── Dataset content

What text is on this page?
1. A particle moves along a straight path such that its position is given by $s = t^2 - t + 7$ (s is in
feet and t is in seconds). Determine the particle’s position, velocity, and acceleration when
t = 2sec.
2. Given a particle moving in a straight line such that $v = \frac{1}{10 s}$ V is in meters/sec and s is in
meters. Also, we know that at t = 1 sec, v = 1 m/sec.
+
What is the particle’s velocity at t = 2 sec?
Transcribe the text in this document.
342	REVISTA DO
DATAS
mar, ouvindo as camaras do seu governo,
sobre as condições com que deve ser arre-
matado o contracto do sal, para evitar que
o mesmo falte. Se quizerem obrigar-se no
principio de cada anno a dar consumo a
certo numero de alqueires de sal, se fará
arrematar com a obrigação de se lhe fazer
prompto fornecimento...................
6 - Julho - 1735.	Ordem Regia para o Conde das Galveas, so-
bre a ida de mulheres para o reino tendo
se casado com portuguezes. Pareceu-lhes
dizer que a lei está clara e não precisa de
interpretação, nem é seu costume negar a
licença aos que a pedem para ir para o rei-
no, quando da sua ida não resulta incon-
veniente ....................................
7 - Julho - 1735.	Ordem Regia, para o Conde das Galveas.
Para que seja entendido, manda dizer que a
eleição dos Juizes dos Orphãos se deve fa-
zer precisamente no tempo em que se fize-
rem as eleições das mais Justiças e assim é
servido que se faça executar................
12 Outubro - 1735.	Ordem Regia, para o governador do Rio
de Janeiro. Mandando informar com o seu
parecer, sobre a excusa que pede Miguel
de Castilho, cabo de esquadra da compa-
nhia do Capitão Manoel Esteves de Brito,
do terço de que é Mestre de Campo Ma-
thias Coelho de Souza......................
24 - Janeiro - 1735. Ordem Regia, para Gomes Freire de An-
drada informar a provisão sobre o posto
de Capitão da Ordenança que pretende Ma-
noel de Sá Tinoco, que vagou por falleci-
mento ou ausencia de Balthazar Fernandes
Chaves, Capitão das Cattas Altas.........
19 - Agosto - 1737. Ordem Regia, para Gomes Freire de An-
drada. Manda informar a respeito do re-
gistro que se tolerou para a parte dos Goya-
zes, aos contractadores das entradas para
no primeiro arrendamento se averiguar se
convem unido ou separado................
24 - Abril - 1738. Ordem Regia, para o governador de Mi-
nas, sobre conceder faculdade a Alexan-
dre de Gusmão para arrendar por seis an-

────

# Problem to work on
Take the material above and return all of it exactly.

# Correct result
What text is on this page?
1. A particle moves along a straight path such that its position is given by $s = t^2 - t + 7$ (s is in
feet and t is in seconds). Determine the particle’s position, velocity, and acceleration when
t = 2sec.
2. Given a particle moving in a straight line such that $v = \frac{1}{10 s}$ V is in meters/sec and s is in
meters. Also, we know that at t = 1 sec, v = 1 m/sec.
+
What is the particle’s velocity at t = 2 sec?
Transcribe the text in this document.
342	REVISTA DO
DATAS
mar, ouvindo as camaras do seu governo,
sobre as condições com que deve ser arre-
matado o contracto do sal, para evitar que
o mesmo falte. Se quizerem obrigar-se no
principio de cada anno a dar consumo a
certo numero de alqueires de sal, se fará
arrematar com a obrigação de se lhe fazer
prompto fornecimento...................
6 - Julho - 1735.	Ordem Regia para o Conde das Galveas, so-
bre a ida de mulheres para o reino tendo
se casado com portuguezes. Pareceu-lhes
dizer que a lei está clara e não precisa de
interpretação, nem é seu costume negar a
licença aos que a pedem para ir para o rei-
no, quando da sua ida não resulta incon-
veniente ....................................
7 - Julho - 1735.	Ordem Regia, para o Conde das Galveas.
Para que seja entendido, manda dizer que a
eleição dos Juizes dos Orphãos se deve fa-
zer precisamente no tempo em que se fize-
rem as eleições das mais Justiças e assim é
servido que se faça executar................
12 Outubro - 1735.	Ordem Regia, para o governador do Rio
de Janeiro. Mandando informar com o seu
parecer, sobre a excusa que pede Miguel
de Castilho, cabo de esquadra da compa-
nhia do Capitão Manoel Esteves de Brito,
do terço de que é Mestre de Campo Ma-
thias Coelho de Souza......................
24 - Janeiro - 1735. Ordem Regia, para Gomes Freire de An-
drada informar a provisão sobre o posto
de Capitão da Ordenança que pretende Ma-
noel de Sá Tinoco, que vagou por falleci-
mento ou ausencia de Balthazar Fernandes
Chaves, Capitão das Cattas Altas.........
19 - Agosto - 1737. Ordem Regia, para Gomes Freire de An-
drada. Manda informar a respeito do re-
gistro que se tolerou para a parte dos Goya-
zes, aos contractadores das entradas para
no primeiro arrendamento se averiguar se
convem unido ou separado................
24 - Abril - 1738. Ordem Regia, para o governador de Mi-
nas, sobre conceder faculdade a Alexan-
dre de Gusmão para arrendar por seis an-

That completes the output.